### GOAL OF THE EXERCISE
Please recast the items below as a Markdown table with the columns Number and Text, putting each line in its own numbered row and leaving out blank lines.

[Box annotation data]
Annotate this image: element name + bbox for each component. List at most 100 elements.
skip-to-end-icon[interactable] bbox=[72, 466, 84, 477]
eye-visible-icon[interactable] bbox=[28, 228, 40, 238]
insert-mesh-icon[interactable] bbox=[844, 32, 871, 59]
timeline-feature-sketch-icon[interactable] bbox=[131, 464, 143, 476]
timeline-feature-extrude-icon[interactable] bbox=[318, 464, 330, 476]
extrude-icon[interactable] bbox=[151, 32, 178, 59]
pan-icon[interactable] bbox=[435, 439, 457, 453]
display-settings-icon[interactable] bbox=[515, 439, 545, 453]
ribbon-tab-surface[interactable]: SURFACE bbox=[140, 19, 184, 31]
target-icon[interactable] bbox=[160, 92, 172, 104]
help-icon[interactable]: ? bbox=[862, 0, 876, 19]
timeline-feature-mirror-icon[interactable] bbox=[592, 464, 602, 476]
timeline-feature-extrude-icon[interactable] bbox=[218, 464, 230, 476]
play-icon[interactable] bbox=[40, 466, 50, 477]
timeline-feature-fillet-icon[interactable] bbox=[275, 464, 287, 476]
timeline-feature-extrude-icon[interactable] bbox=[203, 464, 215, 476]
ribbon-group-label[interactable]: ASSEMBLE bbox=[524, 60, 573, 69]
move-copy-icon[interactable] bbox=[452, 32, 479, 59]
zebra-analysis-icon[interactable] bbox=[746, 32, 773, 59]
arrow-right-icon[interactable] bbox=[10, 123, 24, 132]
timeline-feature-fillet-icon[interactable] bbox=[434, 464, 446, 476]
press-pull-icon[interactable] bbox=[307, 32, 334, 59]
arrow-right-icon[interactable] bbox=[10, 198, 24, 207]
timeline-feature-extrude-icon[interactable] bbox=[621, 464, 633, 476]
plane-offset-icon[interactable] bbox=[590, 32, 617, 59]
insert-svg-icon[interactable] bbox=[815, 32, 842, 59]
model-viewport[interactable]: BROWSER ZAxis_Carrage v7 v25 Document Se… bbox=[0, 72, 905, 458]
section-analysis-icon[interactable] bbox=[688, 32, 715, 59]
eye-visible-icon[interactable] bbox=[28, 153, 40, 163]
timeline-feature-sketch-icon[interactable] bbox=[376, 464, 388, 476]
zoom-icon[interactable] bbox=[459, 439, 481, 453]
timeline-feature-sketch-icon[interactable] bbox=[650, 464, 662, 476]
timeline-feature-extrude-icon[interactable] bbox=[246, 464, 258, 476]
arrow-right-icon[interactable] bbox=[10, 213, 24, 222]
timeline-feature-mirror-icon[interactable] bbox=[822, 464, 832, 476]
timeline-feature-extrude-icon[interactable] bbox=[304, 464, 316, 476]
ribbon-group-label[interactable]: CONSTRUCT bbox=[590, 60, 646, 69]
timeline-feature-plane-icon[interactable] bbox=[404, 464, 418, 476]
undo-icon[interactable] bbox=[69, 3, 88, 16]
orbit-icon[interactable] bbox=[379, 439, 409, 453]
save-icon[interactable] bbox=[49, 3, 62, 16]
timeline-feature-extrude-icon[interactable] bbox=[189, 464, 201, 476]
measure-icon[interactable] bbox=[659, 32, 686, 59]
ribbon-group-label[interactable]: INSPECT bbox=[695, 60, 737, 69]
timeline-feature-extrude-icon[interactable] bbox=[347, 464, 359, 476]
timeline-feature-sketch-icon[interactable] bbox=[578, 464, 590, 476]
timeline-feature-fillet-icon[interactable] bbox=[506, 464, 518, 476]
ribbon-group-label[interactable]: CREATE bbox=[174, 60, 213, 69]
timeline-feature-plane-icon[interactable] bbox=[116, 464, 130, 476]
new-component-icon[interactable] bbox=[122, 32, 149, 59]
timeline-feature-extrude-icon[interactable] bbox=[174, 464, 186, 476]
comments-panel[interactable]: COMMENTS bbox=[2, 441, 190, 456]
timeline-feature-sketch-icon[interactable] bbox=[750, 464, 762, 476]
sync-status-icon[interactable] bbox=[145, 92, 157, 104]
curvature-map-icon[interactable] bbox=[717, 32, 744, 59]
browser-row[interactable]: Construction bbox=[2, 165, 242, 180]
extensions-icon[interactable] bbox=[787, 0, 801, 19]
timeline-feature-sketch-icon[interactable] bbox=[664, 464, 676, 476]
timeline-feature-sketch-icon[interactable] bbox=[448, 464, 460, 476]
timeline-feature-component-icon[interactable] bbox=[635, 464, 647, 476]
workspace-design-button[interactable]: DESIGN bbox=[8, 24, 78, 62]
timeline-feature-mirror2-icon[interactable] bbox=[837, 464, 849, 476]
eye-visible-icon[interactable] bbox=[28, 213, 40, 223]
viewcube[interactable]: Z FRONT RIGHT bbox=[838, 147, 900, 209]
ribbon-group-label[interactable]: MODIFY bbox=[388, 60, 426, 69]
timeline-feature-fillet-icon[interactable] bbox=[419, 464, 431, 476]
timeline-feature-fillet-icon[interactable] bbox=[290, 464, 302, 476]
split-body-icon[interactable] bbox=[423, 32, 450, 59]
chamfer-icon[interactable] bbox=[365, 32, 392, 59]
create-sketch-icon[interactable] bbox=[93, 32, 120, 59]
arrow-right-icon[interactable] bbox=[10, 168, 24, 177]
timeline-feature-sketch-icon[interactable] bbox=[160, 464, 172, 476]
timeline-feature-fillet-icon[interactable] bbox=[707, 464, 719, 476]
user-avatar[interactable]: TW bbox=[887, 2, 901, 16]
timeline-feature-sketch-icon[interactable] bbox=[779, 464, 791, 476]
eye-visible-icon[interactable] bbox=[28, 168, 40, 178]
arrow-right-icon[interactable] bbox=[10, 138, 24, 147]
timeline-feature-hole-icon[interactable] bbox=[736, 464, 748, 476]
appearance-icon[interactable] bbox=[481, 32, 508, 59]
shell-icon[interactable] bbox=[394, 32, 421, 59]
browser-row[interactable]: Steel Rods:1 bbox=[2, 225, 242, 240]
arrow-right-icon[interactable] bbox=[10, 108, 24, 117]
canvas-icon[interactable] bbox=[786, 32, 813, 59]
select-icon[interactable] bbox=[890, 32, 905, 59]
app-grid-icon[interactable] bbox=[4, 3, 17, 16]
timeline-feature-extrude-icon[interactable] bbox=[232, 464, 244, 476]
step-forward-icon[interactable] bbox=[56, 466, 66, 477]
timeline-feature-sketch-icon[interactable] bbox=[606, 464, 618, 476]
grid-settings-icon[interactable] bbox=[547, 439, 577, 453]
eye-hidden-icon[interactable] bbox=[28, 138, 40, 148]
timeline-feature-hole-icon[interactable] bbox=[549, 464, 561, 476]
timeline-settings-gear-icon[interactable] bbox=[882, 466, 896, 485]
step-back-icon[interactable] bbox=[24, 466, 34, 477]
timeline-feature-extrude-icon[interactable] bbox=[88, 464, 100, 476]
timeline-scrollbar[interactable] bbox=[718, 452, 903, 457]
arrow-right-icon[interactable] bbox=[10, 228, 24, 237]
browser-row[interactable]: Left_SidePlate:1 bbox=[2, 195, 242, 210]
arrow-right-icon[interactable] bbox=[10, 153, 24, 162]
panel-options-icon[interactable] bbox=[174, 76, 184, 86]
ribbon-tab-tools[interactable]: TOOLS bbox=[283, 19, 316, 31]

### OUTPUT OF THE EXERCISE
| Number | Text |
|---|---|
| 1 | Annotate this image: element name + bbox for each component. List at most 100 elements. |
| 2 | skip-to-end-icon[interactable] bbox=[72, 466, 84, 477] |
| 3 | eye-visible-icon[interactable] bbox=[28, 228, 40, 238] |
| 4 | insert-mesh-icon[interactable] bbox=[844, 32, 871, 59] |
| 5 | timeline-feature-sketch-icon[interactable] bbox=[131, 464, 143, 476] |
| 6 | timeline-feature-extrude-icon[interactable] bbox=[318, 464, 330, 476] |
| 7 | extrude-icon[interactable] bbox=[151, 32, 178, 59] |
| 8 | pan-icon[interactable] bbox=[435, 439, 457, 453] |
| 9 | display-settings-icon[interactable] bbox=[515, 439, 545, 453] |
| 10 | ribbon-tab-surface[interactable]: SURFACE bbox=[140, 19, 184, 31] |
| 11 | target-icon[interactable] bbox=[160, 92, 172, 104] |
| 12 | help-icon[interactable]: ? bbox=[862, 0, 876, 19] |
| 13 | timeline-feature-mirror-icon[interactable] bbox=[592, 464, 602, 476] |
| 14 | timeline-feature-extrude-icon[interactable] bbox=[218, 464, 230, 476] |
| 15 | play-icon[interactable] bbox=[40, 466, 50, 477] |
| 16 | timeline-feature-fillet-icon[interactable] bbox=[275, 464, 287, 476] |
| 17 | timeline-feature-extrude-icon[interactable] bbox=[203, 464, 215, 476] |
| 18 | ribbon-group-label[interactable]: ASSEMBLE bbox=[524, 60, 573, 69] |
| 19 | move-copy-icon[interactable] bbox=[452, 32, 479, 59] |
| 20 | zebra-analysis-icon[interactable] bbox=[746, 32, 773, 59] |
| 21 | arrow-right-icon[interactable] bbox=[10, 123, 24, 132] |
| 22 | timeline-feature-fillet-icon[interactable] bbox=[434, 464, 446, 476] |
| 23 | press-pull-icon[interactable] bbox=[307, 32, 334, 59] |
| 24 | arrow-right-icon[interactable] bbox=[10, 198, 24, 207] |
| 25 | timeline-feature-extrude-icon[interactable] bbox=[621, 464, 633, 476] |
| 26 | plane-offset-icon[interactable] bbox=[590, 32, 617, 59] |
| 27 | insert-svg-icon[interactable] bbox=[815, 32, 842, 59] |
| 28 | model-viewport[interactable]: BROWSER ZAxis_Carrage v7 v25 Document Se… bbox=[0, 72, 905, 458] |
| 29 | section-analysis-icon[interactable] bbox=[688, 32, 715, 59] |
| 30 | eye-visible-icon[interactable] bbox=[28, 153, 40, 163] |
| 31 | timeline-feature-sketch-icon[interactable] bbox=[376, 464, 388, 476] |
| 32 | zoom-icon[interactable] bbox=[459, 439, 481, 453] |
| 33 | timeline-feature-sketch-icon[interactable] bbox=[650, 464, 662, 476] |
| 34 | timeline-feature-extrude-icon[interactable] bbox=[246, 464, 258, 476] |
| 35 | arrow-right-icon[interactable] bbox=[10, 213, 24, 222] |
| 36 | timeline-feature-mirror-icon[interactable] bbox=[822, 464, 832, 476] |
| 37 | timeline-feature-extrude-icon[interactable] bbox=[304, 464, 316, 476] |
| 38 | ribbon-group-label[interactable]: CONSTRUCT bbox=[590, 60, 646, 69] |
| 39 | timeline-feature-plane-icon[interactable] bbox=[404, 464, 418, 476] |
| 40 | undo-icon[interactable] bbox=[69, 3, 88, 16] |
| 41 | orbit-icon[interactable] bbox=[379, 439, 409, 453] |
| 42 | save-icon[interactable] bbox=[49, 3, 62, 16] |
| 43 | timeline-feature-extrude-icon[interactable] bbox=[189, 464, 201, 476] |
| 44 | measure-icon[interactable] bbox=[659, 32, 686, 59] |
| 45 | ribbon-group-label[interactable]: INSPECT bbox=[695, 60, 737, 69] |
| 46 | timeline-feature-extrude-icon[interactable] bbox=[347, 464, 359, 476] |
| 47 | timeline-feature-sketch-icon[interactable] bbox=[578, 464, 590, 476] |
| 48 | timeline-feature-fillet-icon[interactable] bbox=[506, 464, 518, 476] |
| 49 | ribbon-group-label[interactable]: CREATE bbox=[174, 60, 213, 69] |
| 50 | timeline-feature-plane-icon[interactable] bbox=[116, 464, 130, 476] |
| 51 | new-component-icon[interactable] bbox=[122, 32, 149, 59] |
| 52 | timeline-feature-extrude-icon[interactable] bbox=[174, 464, 186, 476] |
| 53 | comments-panel[interactable]: COMMENTS bbox=[2, 441, 190, 456] |
| 54 | timeline-feature-sketch-icon[interactable] bbox=[750, 464, 762, 476] |
| 55 | sync-status-icon[interactable] bbox=[145, 92, 157, 104] |
| 56 | curvature-map-icon[interactable] bbox=[717, 32, 744, 59] |
| 57 | browser-row[interactable]: Construction bbox=[2, 165, 242, 180] |
| 58 | extensions-icon[interactable] bbox=[787, 0, 801, 19] |
| 59 | timeline-feature-sketch-icon[interactable] bbox=[664, 464, 676, 476] |
| 60 | timeline-feature-sketch-icon[interactable] bbox=[448, 464, 460, 476] |
| 61 | timeline-feature-component-icon[interactable] bbox=[635, 464, 647, 476] |
| 62 | workspace-design-button[interactable]: DESIGN bbox=[8, 24, 78, 62] |
| 63 | timeline-feature-mirror2-icon[interactable] bbox=[837, 464, 849, 476] |
| 64 | eye-visible-icon[interactable] bbox=[28, 213, 40, 223] |
| 65 | viewcube[interactable]: Z FRONT RIGHT bbox=[838, 147, 900, 209] |
| 66 | ribbon-group-label[interactable]: MODIFY bbox=[388, 60, 426, 69] |
| 67 | timeline-feature-fillet-icon[interactable] bbox=[419, 464, 431, 476] |
| 68 | timeline-feature-fillet-icon[interactable] bbox=[290, 464, 302, 476] |
| 69 | split-body-icon[interactable] bbox=[423, 32, 450, 59] |
| 70 | chamfer-icon[interactable] bbox=[365, 32, 392, 59] |
| 71 | create-sketch-icon[interactable] bbox=[93, 32, 120, 59] |
| 72 | arrow-right-icon[interactable] bbox=[10, 168, 24, 177] |
| 73 | timeline-feature-sketch-icon[interactable] bbox=[160, 464, 172, 476] |
| 74 | timeline-feature-fillet-icon[interactable] bbox=[707, 464, 719, 476] |
| 75 | user-avatar[interactable]: TW bbox=[887, 2, 901, 16] |
| 76 | timeline-feature-sketch-icon[interactable] bbox=[779, 464, 791, 476] |
| 77 | eye-visible-icon[interactable] bbox=[28, 168, 40, 178] |
| 78 | arrow-right-icon[interactable] bbox=[10, 138, 24, 147] |
| 79 | timeline-feature-hole-icon[interactable] bbox=[736, 464, 748, 476] |
| 80 | appearance-icon[interactable] bbox=[481, 32, 508, 59] |
| 81 | shell-icon[interactable] bbox=[394, 32, 421, 59] |
| 82 | browser-row[interactable]: Steel Rods:1 bbox=[2, 225, 242, 240] |
| 83 | arrow-right-icon[interactable] bbox=[10, 108, 24, 117] |
| 84 | canvas-icon[interactable] bbox=[786, 32, 813, 59] |
| 85 | select-icon[interactable] bbox=[890, 32, 905, 59] |
| 86 | app-grid-icon[interactable] bbox=[4, 3, 17, 16] |
| 87 | timeline-feature-extrude-icon[interactable] bbox=[232, 464, 244, 476] |
| 88 | step-forward-icon[interactable] bbox=[56, 466, 66, 477] |
| 89 | timeline-feature-sketch-icon[interactable] bbox=[606, 464, 618, 476] |
| 90 | grid-settings-icon[interactable] bbox=[547, 439, 577, 453] |
| 91 | eye-hidden-icon[interactable] bbox=[28, 138, 40, 148] |
| 92 | timeline-feature-hole-icon[interactable] bbox=[549, 464, 561, 476] |
| 93 | timeline-settings-gear-icon[interactable] bbox=[882, 466, 896, 485] |
| 94 | step-back-icon[interactable] bbox=[24, 466, 34, 477] |
| 95 | timeline-feature-extrude-icon[interactable] bbox=[88, 464, 100, 476] |
| 96 | timeline-scrollbar[interactable] bbox=[718, 452, 903, 457] |
| 97 | arrow-right-icon[interactable] bbox=[10, 228, 24, 237] |
| 98 | browser-row[interactable]: Left_SidePlate:1 bbox=[2, 195, 242, 210] |
| 99 | arrow-right-icon[interactable] bbox=[10, 153, 24, 162] |
| 100 | panel-options-icon[interactable] bbox=[174, 76, 184, 86] |
| 101 | ribbon-tab-tools[interactable]: TOOLS bbox=[283, 19, 316, 31] |